◆ **Record list**
☆ ☆ ☆ ☆ ☆ ☆ ☆

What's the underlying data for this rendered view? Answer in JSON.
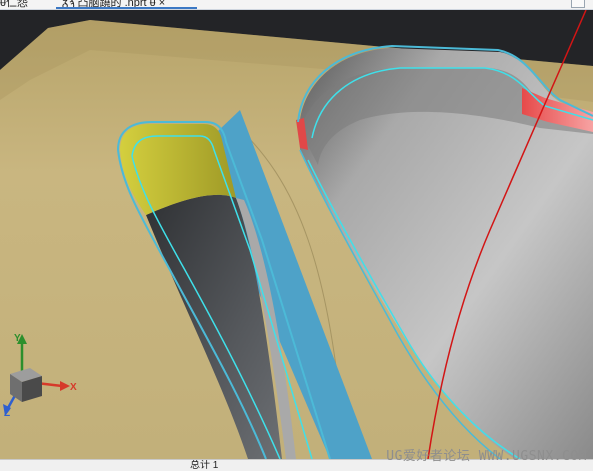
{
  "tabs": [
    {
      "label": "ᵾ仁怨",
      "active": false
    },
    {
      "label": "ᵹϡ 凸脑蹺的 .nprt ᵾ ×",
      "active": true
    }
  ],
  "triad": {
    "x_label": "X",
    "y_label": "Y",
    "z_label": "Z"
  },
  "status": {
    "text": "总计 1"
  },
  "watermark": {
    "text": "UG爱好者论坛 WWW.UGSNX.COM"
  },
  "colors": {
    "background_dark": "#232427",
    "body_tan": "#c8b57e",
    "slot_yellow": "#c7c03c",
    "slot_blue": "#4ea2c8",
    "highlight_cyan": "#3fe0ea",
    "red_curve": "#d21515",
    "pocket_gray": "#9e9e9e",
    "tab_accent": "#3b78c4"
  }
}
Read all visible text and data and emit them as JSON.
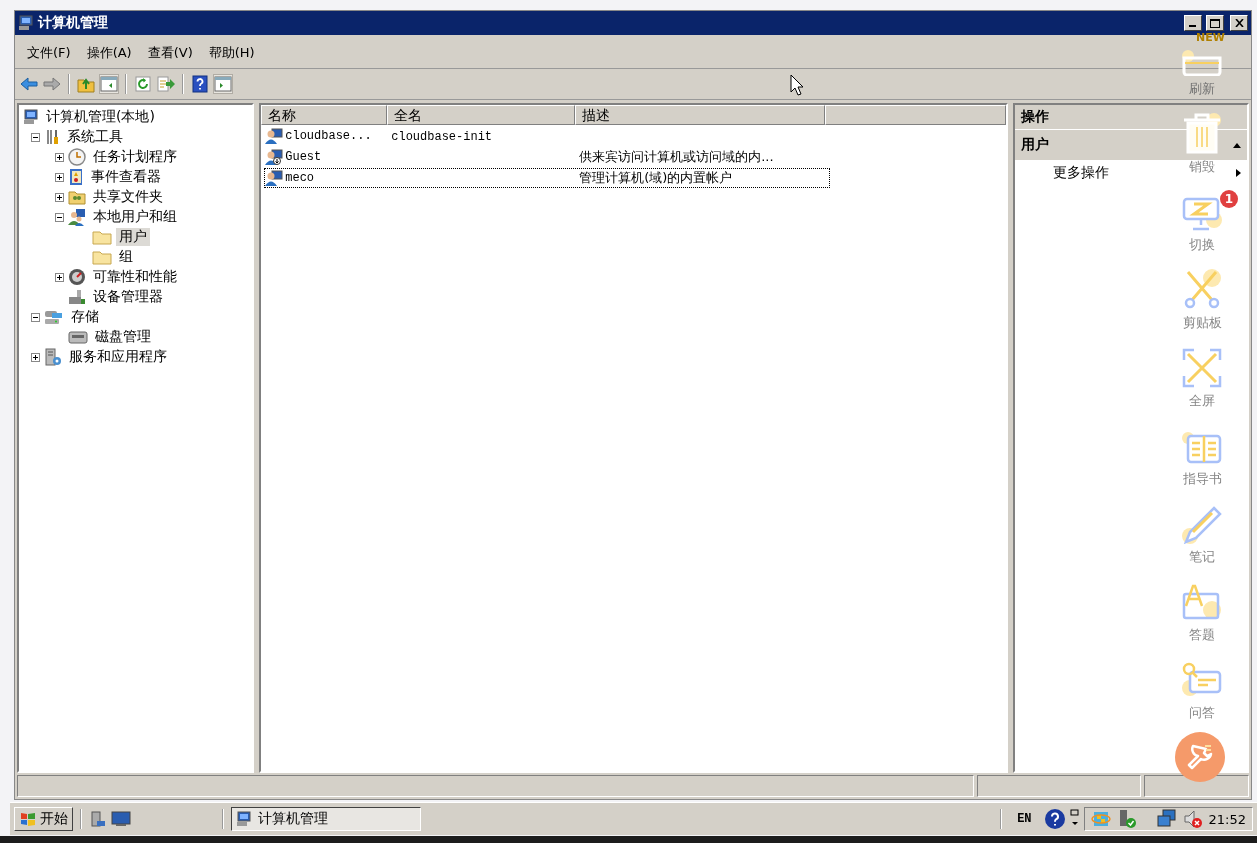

☆ ☆ ☆ ☆ ☆ ☆ ☆

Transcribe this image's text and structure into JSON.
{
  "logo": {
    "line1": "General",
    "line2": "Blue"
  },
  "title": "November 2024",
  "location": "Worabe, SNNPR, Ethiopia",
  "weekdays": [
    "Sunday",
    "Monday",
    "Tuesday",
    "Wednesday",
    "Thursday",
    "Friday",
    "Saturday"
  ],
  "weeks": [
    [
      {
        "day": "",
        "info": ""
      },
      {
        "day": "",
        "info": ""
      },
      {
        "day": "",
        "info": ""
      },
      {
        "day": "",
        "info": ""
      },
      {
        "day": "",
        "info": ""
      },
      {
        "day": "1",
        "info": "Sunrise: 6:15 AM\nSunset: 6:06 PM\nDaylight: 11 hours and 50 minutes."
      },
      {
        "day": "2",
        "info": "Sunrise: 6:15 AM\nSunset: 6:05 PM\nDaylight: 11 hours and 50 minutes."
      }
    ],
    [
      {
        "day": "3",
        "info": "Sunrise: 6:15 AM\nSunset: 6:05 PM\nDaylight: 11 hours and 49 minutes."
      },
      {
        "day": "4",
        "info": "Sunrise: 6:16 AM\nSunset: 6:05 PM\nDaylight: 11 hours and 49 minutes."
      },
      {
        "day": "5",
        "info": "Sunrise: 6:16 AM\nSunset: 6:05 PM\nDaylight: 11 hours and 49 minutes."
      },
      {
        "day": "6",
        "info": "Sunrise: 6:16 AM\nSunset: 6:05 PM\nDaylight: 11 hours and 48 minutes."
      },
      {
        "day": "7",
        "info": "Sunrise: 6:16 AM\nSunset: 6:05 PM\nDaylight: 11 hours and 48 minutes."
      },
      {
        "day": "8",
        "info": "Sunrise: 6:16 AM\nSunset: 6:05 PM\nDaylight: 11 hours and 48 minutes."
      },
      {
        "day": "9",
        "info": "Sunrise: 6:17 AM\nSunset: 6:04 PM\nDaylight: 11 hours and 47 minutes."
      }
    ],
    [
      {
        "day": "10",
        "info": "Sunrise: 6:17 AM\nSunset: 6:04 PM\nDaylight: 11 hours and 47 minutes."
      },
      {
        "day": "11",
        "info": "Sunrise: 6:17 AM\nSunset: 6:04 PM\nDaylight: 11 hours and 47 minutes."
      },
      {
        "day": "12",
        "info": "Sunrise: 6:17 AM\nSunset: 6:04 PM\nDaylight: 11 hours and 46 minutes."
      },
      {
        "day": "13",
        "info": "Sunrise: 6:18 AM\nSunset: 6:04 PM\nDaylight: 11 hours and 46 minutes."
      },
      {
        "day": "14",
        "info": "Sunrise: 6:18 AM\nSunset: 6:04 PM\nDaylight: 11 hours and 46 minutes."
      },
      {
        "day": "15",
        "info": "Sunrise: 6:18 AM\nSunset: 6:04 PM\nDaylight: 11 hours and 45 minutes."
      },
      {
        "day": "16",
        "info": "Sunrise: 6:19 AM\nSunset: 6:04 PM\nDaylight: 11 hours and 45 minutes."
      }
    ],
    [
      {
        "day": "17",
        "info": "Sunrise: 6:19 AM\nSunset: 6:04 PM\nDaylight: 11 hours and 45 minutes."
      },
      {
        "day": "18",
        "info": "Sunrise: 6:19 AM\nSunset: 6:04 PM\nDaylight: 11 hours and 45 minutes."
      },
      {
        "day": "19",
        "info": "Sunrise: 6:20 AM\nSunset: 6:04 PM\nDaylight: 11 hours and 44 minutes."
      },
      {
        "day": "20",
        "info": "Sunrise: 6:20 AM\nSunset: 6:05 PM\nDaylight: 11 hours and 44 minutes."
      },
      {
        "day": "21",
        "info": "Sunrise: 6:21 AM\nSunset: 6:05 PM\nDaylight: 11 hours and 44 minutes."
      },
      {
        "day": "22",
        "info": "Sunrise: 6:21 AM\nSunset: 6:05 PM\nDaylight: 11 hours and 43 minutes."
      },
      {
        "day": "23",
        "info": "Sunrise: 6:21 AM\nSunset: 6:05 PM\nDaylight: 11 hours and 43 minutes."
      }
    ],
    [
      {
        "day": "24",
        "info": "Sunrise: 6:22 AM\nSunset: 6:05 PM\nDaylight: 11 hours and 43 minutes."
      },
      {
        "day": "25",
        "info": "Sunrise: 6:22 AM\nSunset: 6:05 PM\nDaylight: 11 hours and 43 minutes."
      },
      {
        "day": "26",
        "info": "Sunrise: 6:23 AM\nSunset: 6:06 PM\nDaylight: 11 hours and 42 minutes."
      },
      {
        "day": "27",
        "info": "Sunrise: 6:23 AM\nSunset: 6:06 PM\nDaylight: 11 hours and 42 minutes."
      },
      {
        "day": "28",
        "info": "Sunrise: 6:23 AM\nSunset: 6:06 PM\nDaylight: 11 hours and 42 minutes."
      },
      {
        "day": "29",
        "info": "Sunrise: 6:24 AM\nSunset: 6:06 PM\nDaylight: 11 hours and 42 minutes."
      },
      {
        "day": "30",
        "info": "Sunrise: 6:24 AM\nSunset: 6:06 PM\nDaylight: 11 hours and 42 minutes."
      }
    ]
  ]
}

☆ ☆ ☆ ☆ ☆ ☆ ☆

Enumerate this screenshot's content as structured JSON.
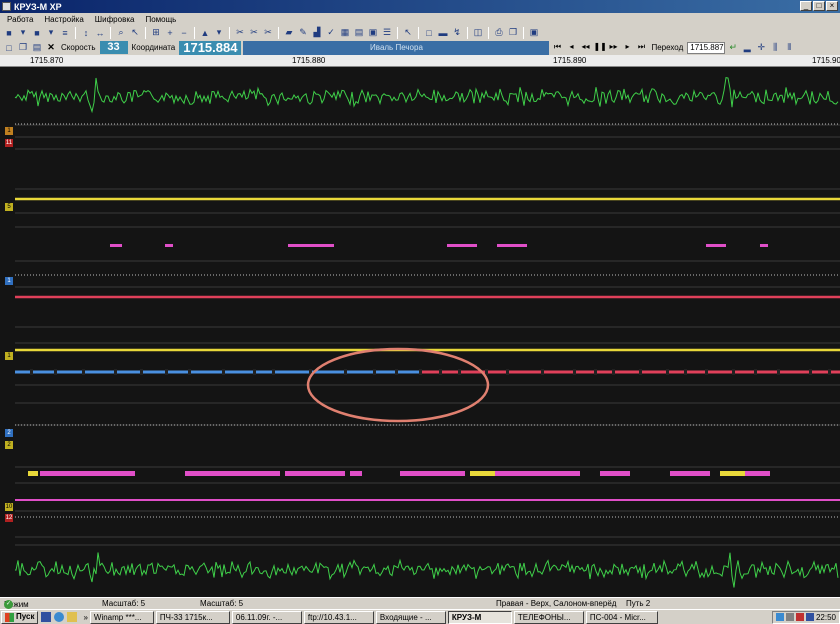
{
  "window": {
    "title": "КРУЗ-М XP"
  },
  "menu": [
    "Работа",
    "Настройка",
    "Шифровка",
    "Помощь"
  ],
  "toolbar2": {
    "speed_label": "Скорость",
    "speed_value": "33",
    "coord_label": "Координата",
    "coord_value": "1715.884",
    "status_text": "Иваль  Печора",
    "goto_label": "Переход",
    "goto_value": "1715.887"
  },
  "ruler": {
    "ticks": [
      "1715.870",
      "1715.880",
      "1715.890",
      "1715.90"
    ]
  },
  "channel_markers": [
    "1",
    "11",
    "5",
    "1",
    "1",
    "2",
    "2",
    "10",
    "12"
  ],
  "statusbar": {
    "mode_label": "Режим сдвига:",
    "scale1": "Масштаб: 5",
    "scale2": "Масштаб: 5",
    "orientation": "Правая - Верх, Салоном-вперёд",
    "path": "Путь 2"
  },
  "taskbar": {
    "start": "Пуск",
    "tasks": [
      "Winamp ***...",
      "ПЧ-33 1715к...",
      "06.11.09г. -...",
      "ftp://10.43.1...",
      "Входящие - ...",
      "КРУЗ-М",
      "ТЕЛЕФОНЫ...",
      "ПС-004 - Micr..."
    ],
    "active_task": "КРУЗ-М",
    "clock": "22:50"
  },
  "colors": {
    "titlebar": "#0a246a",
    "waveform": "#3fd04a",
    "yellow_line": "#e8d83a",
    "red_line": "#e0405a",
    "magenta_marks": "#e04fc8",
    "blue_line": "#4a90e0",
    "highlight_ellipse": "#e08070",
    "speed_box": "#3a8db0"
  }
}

☆ ☆ ☆ ☆ ☆ ☆ ☆

◆ **The task**
Without any pictures, set down the lines from the one holding "What's the underlying" through the one holding "Read all visible".

◆ **Reply to the task**
What's the underlying data for this rendered view? Answer in JSON.
{
  "tabs": [
    {
      "label": "ᵾ仁怨",
      "active": false
    },
    {
      "label": "ᵹϡ 凸脑蹺的 .nprt ᵾ ×",
      "active": true
    }
  ],
  "triad": {
    "x_label": "X",
    "y_label": "Y",
    "z_label": "Z"
  },
  "status": {
    "text": "总计 1"
  },
  "watermark": {
    "text": "UG爱好者论坛 WWW.UGSNX.COM"
  },
  "colors": {
    "background_dark": "#232427",
    "body_tan": "#c8b57e",
    "slot_yellow": "#c7c03c",
    "slot_blue": "#4ea2c8",
    "highlight_cyan": "#3fe0ea",
    "red_curve": "#d21515",
    "pocket_gray": "#9e9e9e",
    "tab_accent": "#3b78c4"
  }
}
Read all visible text and data and emit them as JSON.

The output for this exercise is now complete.